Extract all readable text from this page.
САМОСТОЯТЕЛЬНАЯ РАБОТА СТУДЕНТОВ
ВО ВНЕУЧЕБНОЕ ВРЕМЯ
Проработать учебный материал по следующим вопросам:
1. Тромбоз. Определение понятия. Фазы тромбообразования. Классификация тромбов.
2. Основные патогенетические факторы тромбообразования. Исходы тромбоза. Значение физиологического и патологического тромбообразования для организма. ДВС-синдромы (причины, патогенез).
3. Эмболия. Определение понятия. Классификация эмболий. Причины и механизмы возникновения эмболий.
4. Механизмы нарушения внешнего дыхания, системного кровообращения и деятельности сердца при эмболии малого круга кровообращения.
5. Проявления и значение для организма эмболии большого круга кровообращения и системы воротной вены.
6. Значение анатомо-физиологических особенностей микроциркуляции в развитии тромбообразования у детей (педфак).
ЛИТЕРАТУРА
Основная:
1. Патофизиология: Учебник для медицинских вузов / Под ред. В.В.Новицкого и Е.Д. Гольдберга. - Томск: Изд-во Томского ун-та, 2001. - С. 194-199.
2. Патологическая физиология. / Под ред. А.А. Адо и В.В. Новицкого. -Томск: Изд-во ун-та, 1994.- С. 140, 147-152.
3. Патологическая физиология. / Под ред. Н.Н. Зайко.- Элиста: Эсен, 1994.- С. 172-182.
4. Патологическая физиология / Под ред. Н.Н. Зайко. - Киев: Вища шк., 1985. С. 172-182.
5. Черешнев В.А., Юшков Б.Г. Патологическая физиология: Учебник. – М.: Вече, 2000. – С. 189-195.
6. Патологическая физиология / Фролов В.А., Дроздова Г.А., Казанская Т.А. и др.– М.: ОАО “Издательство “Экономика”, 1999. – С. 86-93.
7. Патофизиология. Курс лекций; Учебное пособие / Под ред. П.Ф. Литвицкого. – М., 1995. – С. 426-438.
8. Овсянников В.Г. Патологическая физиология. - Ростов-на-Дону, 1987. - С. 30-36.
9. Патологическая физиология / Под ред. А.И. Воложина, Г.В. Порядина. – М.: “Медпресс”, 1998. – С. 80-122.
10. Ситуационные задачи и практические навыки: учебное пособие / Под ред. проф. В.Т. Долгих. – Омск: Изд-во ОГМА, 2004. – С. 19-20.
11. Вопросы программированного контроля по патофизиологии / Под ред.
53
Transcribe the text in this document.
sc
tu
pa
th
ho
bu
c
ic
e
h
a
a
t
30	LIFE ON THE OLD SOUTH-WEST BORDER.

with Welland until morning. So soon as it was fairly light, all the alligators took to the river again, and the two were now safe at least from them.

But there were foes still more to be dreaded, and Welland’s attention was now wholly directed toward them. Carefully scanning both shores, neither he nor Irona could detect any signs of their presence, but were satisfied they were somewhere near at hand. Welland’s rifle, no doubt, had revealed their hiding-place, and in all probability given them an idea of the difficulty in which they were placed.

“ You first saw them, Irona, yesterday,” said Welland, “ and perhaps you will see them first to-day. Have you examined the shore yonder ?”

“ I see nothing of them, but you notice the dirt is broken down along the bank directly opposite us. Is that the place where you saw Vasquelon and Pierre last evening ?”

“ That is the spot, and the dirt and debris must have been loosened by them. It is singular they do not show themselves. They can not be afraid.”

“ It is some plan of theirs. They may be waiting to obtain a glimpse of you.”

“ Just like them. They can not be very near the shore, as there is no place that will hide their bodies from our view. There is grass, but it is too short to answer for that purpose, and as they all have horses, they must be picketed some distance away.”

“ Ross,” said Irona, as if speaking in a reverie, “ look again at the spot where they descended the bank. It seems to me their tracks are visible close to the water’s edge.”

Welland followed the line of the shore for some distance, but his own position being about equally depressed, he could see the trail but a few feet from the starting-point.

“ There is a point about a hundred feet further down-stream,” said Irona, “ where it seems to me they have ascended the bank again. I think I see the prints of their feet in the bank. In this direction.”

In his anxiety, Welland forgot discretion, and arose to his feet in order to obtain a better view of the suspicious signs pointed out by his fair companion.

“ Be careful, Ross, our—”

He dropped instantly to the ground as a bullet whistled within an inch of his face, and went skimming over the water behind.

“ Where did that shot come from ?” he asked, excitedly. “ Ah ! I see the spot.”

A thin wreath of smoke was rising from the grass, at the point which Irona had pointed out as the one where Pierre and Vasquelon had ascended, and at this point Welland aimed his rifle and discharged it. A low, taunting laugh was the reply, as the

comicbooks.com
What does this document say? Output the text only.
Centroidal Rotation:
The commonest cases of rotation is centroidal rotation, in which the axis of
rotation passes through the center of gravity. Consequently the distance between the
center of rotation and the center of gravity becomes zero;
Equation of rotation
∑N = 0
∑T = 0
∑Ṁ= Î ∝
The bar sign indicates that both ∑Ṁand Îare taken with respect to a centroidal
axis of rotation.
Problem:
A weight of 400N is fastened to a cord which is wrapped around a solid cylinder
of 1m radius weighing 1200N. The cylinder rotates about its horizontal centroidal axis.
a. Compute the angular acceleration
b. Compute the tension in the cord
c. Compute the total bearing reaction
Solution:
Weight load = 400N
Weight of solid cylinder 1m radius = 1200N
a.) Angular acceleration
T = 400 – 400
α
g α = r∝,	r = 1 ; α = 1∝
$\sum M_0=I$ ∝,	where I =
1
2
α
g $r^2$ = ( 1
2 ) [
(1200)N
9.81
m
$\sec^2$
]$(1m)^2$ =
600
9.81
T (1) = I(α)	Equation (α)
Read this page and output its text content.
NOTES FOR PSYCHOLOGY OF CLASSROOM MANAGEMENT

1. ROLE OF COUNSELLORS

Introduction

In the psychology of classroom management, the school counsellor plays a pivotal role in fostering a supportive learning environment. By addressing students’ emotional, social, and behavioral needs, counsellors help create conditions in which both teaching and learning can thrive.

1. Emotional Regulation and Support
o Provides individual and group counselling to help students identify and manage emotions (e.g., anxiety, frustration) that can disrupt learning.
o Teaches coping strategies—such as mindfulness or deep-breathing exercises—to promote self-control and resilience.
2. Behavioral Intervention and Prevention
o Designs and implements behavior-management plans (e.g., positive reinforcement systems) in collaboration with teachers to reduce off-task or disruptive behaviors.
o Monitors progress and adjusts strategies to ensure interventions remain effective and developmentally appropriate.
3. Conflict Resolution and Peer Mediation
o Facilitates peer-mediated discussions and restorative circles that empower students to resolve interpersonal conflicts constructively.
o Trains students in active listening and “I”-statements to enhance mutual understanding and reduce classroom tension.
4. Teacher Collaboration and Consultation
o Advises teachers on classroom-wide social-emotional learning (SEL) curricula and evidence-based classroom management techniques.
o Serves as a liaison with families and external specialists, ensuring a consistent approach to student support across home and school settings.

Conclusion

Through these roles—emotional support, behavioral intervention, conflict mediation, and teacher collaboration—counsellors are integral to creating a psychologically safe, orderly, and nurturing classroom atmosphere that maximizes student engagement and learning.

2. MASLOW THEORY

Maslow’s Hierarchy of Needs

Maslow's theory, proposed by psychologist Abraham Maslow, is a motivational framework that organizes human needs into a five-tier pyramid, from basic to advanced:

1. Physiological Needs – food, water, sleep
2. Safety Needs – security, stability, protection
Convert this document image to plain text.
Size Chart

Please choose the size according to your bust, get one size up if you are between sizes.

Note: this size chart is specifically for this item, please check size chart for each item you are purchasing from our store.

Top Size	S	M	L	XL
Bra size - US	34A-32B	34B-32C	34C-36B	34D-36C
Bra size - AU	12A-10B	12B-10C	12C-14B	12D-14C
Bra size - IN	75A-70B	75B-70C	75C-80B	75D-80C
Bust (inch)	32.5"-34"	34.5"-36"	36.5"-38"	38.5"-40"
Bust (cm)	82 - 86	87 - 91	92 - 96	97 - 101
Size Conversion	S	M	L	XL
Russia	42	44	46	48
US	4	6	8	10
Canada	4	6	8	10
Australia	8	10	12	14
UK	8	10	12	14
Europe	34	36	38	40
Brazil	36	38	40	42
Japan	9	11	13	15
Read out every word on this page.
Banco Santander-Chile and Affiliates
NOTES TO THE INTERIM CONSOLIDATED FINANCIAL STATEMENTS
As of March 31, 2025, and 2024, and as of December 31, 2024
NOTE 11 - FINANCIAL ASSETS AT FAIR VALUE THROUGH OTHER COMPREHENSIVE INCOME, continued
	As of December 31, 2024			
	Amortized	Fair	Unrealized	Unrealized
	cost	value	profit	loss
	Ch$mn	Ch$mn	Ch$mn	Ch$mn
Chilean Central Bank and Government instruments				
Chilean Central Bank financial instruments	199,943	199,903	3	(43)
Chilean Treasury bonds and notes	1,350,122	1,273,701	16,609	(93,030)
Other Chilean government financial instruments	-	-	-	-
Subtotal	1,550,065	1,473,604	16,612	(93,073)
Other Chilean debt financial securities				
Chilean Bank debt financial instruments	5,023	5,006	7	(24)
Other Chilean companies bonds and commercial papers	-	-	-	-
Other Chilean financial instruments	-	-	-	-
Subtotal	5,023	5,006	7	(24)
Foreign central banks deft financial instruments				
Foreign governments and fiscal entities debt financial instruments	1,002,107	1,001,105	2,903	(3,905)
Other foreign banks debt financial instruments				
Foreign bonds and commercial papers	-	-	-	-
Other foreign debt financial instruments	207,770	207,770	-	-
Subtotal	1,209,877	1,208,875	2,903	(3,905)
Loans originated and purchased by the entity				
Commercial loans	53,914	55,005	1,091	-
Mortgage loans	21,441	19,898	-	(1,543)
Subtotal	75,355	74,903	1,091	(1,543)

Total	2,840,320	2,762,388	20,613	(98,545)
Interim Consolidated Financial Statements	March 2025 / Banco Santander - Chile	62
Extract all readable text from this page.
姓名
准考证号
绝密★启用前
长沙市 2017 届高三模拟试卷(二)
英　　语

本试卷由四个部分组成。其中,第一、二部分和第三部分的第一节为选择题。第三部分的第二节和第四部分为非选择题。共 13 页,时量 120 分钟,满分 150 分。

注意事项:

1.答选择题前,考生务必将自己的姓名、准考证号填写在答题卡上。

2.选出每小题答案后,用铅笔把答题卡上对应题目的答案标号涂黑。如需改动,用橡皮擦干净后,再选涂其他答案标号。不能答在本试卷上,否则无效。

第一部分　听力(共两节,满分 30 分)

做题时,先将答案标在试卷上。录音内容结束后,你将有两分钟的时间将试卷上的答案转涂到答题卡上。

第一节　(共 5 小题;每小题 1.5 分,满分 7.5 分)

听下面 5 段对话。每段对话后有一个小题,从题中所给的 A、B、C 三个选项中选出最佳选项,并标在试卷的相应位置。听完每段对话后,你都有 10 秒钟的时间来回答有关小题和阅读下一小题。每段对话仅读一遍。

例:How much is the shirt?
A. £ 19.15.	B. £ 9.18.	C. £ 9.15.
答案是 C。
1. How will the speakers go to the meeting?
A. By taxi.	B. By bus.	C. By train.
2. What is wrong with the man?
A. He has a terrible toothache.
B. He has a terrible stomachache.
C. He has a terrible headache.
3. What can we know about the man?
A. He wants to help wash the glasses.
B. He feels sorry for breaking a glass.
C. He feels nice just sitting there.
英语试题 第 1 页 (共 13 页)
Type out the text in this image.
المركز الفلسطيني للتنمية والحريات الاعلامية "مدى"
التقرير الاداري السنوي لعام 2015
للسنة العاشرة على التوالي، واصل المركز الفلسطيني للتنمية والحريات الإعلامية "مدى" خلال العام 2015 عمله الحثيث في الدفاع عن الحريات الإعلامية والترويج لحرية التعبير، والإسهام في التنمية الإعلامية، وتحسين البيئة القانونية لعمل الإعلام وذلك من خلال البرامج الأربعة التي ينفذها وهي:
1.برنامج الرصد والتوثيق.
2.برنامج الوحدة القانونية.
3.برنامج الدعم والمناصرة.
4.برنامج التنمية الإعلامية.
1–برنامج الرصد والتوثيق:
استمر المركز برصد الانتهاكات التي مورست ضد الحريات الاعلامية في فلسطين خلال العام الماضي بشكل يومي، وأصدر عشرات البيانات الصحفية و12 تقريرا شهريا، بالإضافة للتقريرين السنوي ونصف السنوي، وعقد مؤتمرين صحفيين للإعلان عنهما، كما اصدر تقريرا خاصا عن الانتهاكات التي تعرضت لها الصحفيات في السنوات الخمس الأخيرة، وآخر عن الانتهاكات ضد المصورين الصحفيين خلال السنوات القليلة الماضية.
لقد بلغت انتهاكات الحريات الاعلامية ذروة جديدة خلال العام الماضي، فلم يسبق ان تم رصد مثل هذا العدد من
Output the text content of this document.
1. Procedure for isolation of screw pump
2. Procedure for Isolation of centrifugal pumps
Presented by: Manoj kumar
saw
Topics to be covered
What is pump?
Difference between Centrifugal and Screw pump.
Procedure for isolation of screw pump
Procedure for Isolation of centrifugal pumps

■ Goal of the exercise ■
Copy out every line in the entries above that holds "again".

■ Answer in full ■
with Welland until morning. So soon as it was fairly light, all the alligators took to the river again, and the two were now safe at least from them.
“ Ross,” said Irona, as if speaking in a reverie, “ look again at the spot where they descended the bank. It seems to me their tracks are visible close to the water’s edge.”
“ There is a point about a hundred feet further down-stream,” said Irona, “ where it seems to me they have ascended the bank again. I think I see the prints of their feet in the bank. In this direction.”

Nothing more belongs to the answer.